[Stored data entries]
— begin —

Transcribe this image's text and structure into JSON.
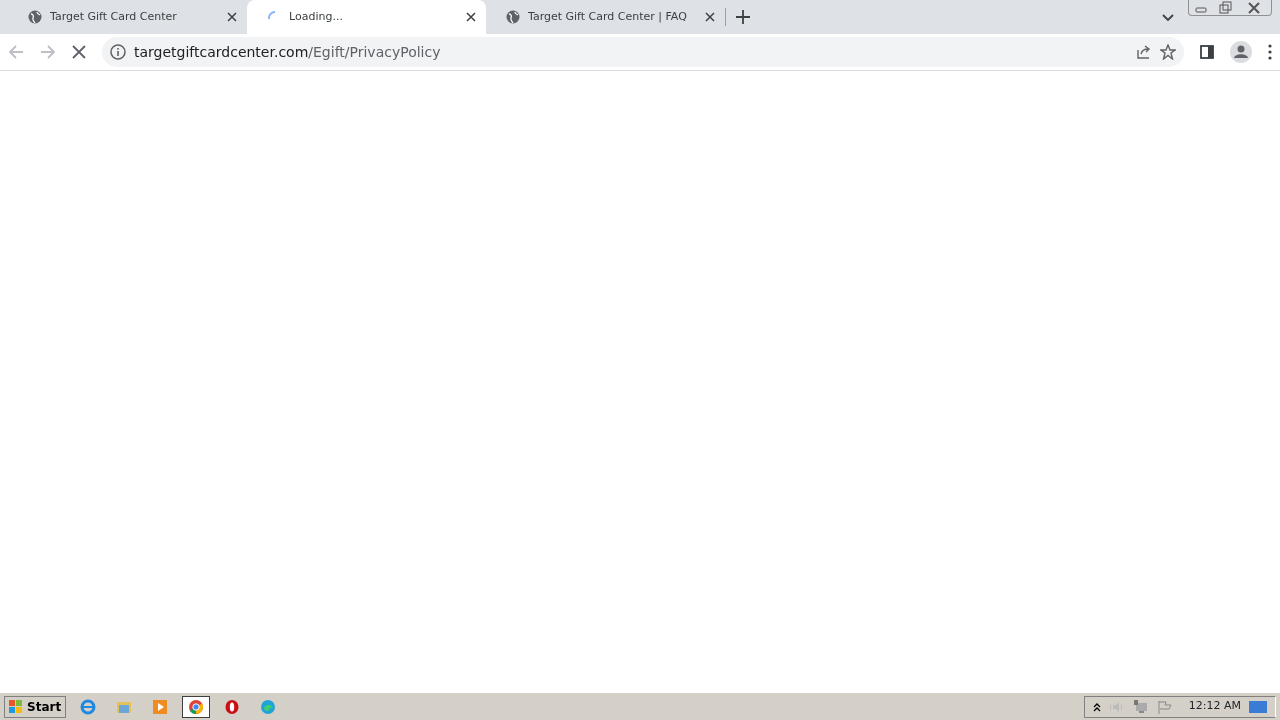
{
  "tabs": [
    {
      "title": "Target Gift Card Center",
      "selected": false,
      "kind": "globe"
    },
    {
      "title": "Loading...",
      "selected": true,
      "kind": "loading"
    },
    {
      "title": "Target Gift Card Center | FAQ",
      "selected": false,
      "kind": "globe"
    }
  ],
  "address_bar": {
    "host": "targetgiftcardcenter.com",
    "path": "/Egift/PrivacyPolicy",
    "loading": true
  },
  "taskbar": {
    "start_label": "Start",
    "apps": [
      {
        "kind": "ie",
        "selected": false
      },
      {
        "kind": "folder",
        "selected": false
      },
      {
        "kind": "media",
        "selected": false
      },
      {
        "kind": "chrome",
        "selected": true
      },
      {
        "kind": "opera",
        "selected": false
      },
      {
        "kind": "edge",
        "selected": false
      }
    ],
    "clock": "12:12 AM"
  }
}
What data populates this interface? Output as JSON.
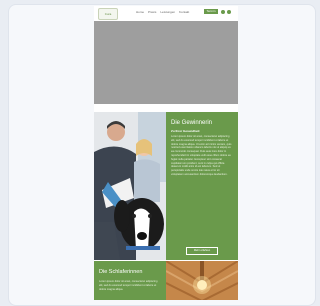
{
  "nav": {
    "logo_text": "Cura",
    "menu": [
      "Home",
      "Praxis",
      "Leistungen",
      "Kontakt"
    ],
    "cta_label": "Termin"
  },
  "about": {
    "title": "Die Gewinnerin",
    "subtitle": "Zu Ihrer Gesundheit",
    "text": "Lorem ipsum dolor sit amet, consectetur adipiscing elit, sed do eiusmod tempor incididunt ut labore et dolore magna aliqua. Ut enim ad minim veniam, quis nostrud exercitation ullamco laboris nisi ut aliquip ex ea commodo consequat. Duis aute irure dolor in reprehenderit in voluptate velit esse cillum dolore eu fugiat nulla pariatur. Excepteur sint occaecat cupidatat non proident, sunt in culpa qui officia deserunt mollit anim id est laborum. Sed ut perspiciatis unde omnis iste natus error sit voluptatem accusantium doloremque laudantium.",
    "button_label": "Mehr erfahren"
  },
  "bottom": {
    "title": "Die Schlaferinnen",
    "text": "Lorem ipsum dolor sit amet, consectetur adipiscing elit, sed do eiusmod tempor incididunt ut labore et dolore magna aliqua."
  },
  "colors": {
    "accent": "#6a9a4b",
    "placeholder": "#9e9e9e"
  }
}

— end —

EXERCISE REQUIREMENTS:
Transcribe the records word for word and include no pictures.

ANSWER IN FULL:
Transcribe this image's text and structure into JSON.
{
  "tabs": [
    {
      "title": "Target Gift Card Center",
      "selected": false,
      "kind": "globe"
    },
    {
      "title": "Loading...",
      "selected": true,
      "kind": "loading"
    },
    {
      "title": "Target Gift Card Center | FAQ",
      "selected": false,
      "kind": "globe"
    }
  ],
  "address_bar": {
    "host": "targetgiftcardcenter.com",
    "path": "/Egift/PrivacyPolicy",
    "loading": true
  },
  "taskbar": {
    "start_label": "Start",
    "apps": [
      {
        "kind": "ie",
        "selected": false
      },
      {
        "kind": "folder",
        "selected": false
      },
      {
        "kind": "media",
        "selected": false
      },
      {
        "kind": "chrome",
        "selected": true
      },
      {
        "kind": "opera",
        "selected": false
      },
      {
        "kind": "edge",
        "selected": false
      }
    ],
    "clock": "12:12 AM"
  }
}
What data populates this interface? Output as JSON.
{
  "nav": {
    "logo_text": "Cura",
    "menu": [
      "Home",
      "Praxis",
      "Leistungen",
      "Kontakt"
    ],
    "cta_label": "Termin"
  },
  "about": {
    "title": "Die Gewinnerin",
    "subtitle": "Zu Ihrer Gesundheit",
    "text": "Lorem ipsum dolor sit amet, consectetur adipiscing elit, sed do eiusmod tempor incididunt ut labore et dolore magna aliqua. Ut enim ad minim veniam, quis nostrud exercitation ullamco laboris nisi ut aliquip ex ea commodo consequat. Duis aute irure dolor in reprehenderit in voluptate velit esse cillum dolore eu fugiat nulla pariatur. Excepteur sint occaecat cupidatat non proident, sunt in culpa qui officia deserunt mollit anim id est laborum. Sed ut perspiciatis unde omnis iste natus error sit voluptatem accusantium doloremque laudantium.",
    "button_label": "Mehr erfahren"
  },
  "bottom": {
    "title": "Die Schlaferinnen",
    "text": "Lorem ipsum dolor sit amet, consectetur adipiscing elit, sed do eiusmod tempor incididunt ut labore et dolore magna aliqua."
  },
  "colors": {
    "accent": "#6a9a4b",
    "placeholder": "#9e9e9e"
  }
}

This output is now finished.